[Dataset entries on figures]
start
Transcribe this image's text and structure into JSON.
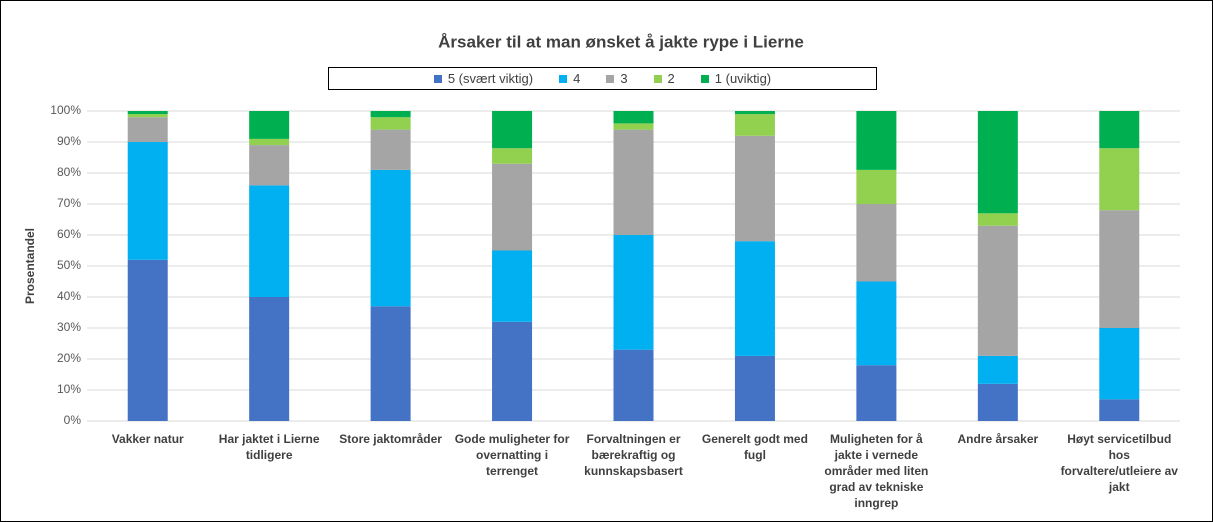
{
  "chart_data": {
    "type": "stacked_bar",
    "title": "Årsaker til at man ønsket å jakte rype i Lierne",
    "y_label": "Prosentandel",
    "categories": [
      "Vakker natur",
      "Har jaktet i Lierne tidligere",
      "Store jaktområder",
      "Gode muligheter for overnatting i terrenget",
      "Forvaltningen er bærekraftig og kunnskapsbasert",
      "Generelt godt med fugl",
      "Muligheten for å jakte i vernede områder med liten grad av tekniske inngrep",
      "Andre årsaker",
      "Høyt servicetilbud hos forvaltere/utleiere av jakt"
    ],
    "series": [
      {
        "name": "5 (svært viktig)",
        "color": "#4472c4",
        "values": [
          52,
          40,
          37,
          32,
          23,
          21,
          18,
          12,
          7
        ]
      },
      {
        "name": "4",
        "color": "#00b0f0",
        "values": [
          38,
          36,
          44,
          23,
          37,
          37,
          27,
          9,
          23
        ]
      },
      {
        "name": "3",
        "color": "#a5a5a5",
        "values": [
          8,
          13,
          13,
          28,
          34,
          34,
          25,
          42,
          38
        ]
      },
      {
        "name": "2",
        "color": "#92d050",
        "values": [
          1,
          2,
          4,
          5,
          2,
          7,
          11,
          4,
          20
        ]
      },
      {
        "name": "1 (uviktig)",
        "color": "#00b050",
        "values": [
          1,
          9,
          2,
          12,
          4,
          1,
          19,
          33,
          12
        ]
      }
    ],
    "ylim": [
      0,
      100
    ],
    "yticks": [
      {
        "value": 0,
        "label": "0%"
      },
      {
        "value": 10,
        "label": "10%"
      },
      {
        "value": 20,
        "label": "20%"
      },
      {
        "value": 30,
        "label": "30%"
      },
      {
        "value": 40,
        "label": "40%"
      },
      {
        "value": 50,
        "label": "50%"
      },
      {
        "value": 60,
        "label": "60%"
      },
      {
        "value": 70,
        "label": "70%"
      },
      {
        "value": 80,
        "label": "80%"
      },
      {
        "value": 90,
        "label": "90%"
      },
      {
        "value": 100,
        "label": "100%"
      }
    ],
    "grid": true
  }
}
end
Choose all lines containing the string "Lierne" and copy them out.

    "title": "Årsaker til at man ønsket å jakte rype i Lierne",
      "Har jaktet i Lierne tidligere",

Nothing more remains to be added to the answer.